PROVIDED RECORDS
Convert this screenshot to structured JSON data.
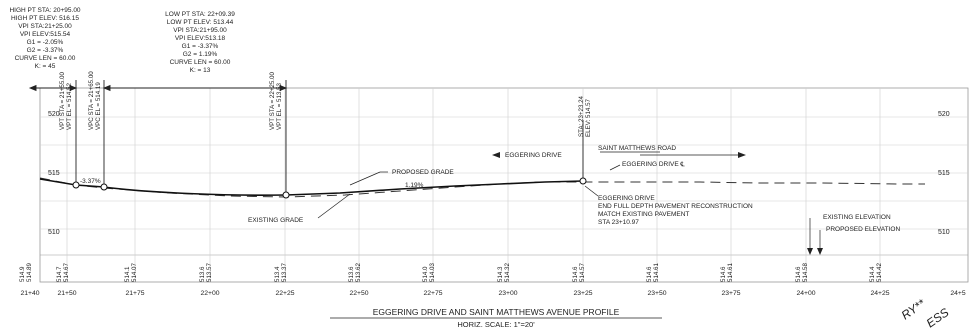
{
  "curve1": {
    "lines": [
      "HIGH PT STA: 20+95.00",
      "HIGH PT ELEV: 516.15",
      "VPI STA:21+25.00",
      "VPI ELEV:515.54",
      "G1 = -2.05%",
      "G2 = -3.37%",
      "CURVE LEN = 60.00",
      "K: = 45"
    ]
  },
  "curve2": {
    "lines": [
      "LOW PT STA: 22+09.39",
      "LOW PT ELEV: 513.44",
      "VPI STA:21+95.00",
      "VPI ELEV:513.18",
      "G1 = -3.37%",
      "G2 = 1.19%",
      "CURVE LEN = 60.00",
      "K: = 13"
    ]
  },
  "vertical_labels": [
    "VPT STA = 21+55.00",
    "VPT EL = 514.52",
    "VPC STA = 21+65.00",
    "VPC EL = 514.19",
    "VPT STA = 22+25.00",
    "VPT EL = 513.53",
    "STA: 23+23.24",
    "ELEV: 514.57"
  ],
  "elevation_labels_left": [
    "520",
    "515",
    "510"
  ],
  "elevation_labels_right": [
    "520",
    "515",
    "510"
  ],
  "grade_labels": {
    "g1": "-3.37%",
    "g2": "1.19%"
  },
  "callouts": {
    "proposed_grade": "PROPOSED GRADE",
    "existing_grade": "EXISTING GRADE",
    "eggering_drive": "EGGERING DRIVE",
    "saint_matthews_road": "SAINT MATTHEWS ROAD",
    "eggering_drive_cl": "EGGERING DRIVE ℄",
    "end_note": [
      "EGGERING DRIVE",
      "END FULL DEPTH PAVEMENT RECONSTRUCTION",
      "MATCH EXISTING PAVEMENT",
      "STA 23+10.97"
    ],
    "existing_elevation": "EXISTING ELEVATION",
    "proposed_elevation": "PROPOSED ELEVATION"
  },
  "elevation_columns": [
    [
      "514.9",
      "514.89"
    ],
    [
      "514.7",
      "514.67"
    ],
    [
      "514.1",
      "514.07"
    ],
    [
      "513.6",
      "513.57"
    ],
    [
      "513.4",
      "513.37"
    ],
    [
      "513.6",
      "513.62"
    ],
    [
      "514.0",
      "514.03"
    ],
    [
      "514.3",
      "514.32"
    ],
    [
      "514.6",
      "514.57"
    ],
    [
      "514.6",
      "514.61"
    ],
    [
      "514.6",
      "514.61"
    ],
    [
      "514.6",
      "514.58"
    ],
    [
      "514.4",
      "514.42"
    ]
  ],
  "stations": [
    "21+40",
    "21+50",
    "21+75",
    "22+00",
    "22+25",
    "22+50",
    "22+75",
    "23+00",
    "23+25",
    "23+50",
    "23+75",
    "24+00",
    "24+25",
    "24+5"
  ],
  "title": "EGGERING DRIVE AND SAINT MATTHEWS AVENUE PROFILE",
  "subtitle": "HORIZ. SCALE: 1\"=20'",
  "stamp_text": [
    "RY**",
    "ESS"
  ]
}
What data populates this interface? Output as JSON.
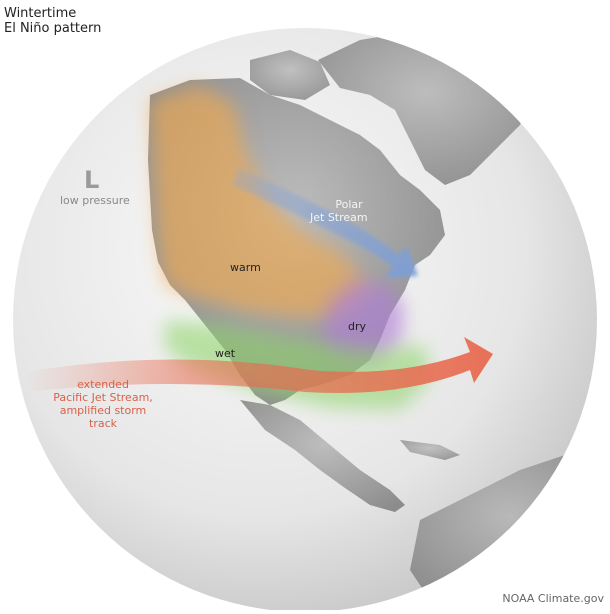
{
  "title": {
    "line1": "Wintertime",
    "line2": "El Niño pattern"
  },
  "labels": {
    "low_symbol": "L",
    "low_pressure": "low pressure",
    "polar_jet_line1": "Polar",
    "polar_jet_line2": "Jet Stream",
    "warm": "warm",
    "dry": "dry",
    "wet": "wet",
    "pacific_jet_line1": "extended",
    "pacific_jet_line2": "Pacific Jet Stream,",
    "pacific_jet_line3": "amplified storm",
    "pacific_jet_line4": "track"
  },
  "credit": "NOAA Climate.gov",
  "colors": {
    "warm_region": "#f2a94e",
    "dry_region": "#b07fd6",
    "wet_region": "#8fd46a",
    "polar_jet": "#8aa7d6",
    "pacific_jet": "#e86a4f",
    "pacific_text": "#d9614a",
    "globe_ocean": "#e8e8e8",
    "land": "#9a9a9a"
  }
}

TO BE DONE
Establish how many lines of the records contain the string "this" and state that number without elaboration.

EXERCISE RESPONSE
2